* **AIM OF THE EXERCISE**
Working from the line that contains "Extract the structured" to the final line, transcribe each line exactly. No pictures belong in the copy.

* **MATERIAL FOR THE TASK**
• • • • • • •

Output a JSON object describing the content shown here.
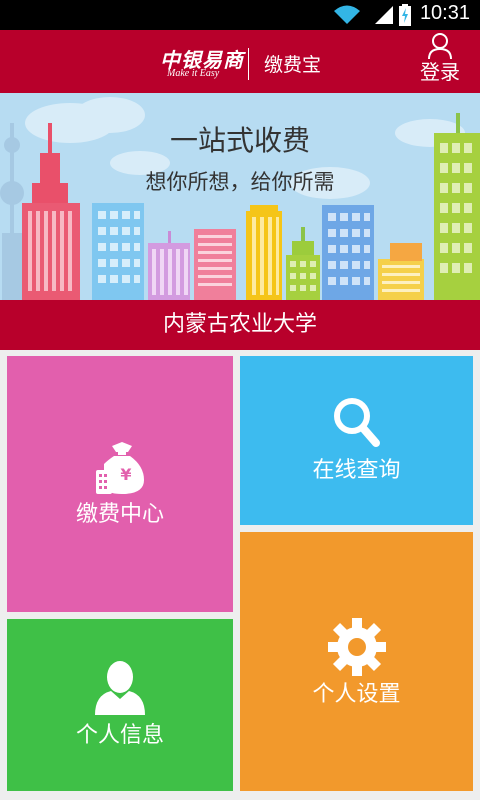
{
  "status_bar": {
    "time": "10:31",
    "icons": [
      "wifi-icon",
      "signal-icon",
      "battery-charging-icon"
    ]
  },
  "header": {
    "logo_cn": "中银易商",
    "logo_en": "Make it Easy",
    "app_name": "缴费宝",
    "login_label": "登录",
    "login_icon": "user-icon",
    "background": "#b8002b"
  },
  "banner": {
    "title": "一站式收费",
    "subtitle": "想你所想，给你所需"
  },
  "school": {
    "name": "内蒙古农业大学"
  },
  "tiles": {
    "pay": {
      "label": "缴费中心",
      "icon": "money-bag-icon",
      "color": "#e25fad"
    },
    "query": {
      "label": "在线查询",
      "icon": "search-icon",
      "color": "#3dbbef"
    },
    "info": {
      "label": "个人信息",
      "icon": "person-icon",
      "color": "#3fc047"
    },
    "settings": {
      "label": "个人设置",
      "icon": "gear-icon",
      "color": "#f2992c"
    }
  }
}
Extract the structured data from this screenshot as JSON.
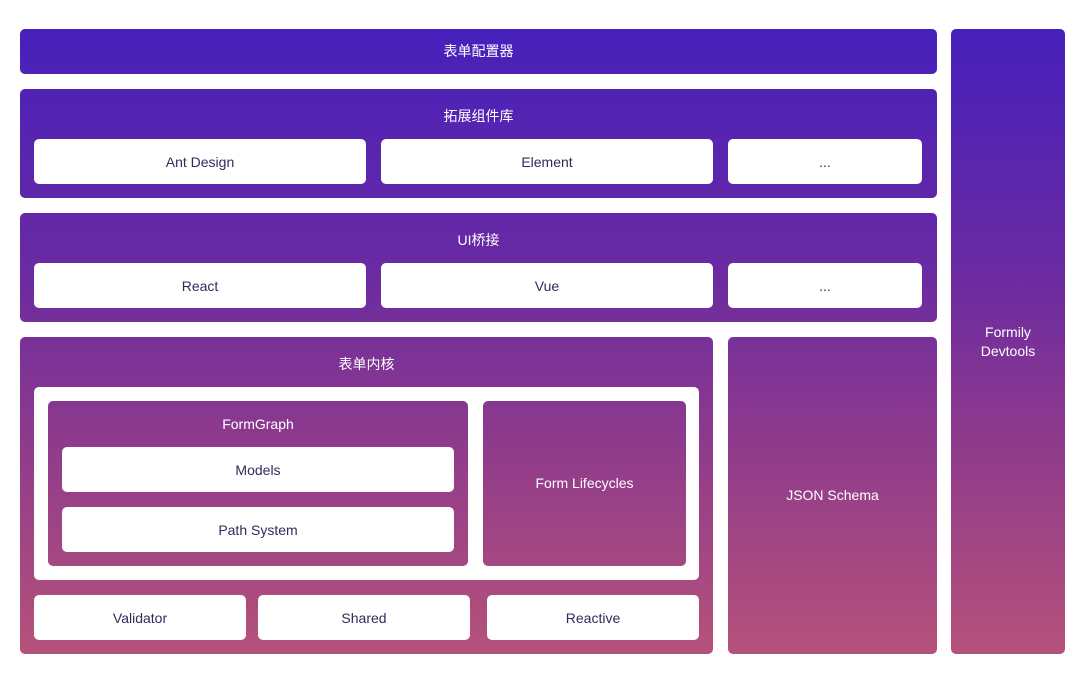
{
  "configurator": {
    "title": "表单配置器"
  },
  "extensions": {
    "title": "拓展组件库",
    "items": [
      "Ant Design",
      "Element",
      "..."
    ]
  },
  "bridge": {
    "title": "UI桥接",
    "items": [
      "React",
      "Vue",
      "..."
    ]
  },
  "core": {
    "title": "表单内核",
    "formgraph": {
      "title": "FormGraph",
      "items": [
        "Models",
        "Path System"
      ]
    },
    "lifecycles": "Form Lifecycles",
    "bottom": [
      "Validator",
      "Shared",
      "Reactive"
    ]
  },
  "schema": {
    "title": "JSON Schema"
  },
  "devtools": {
    "line1": "Formily",
    "line2": "Devtools"
  },
  "colors": {
    "top": "#4620BC",
    "bottom": "#B6527A",
    "text_dark": "#2E2C5C"
  }
}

• • • • • • •

* **THE OUTPUT**
Extract the structured data from this screenshot as JSON.
{
  "configurator": {
    "title": "表单配置器"
  },
  "extensions": {
    "title": "拓展组件库",
    "items": [
      "Ant Design",
      "Element",
      "..."
    ]
  },
  "bridge": {
    "title": "UI桥接",
    "items": [
      "React",
      "Vue",
      "..."
    ]
  },
  "core": {
    "title": "表单内核",
    "formgraph": {
      "title": "FormGraph",
      "items": [
        "Models",
        "Path System"
      ]
    },
    "lifecycles": "Form Lifecycles",
    "bottom": [
      "Validator",
      "Shared",
      "Reactive"
    ]
  },
  "schema": {
    "title": "JSON Schema"
  },
  "devtools": {
    "line1": "Formily",
    "line2": "Devtools"
  },
  "colors": {
    "top": "#4620BC",
    "bottom": "#B6527A",
    "text_dark": "#2E2C5C"
  }
}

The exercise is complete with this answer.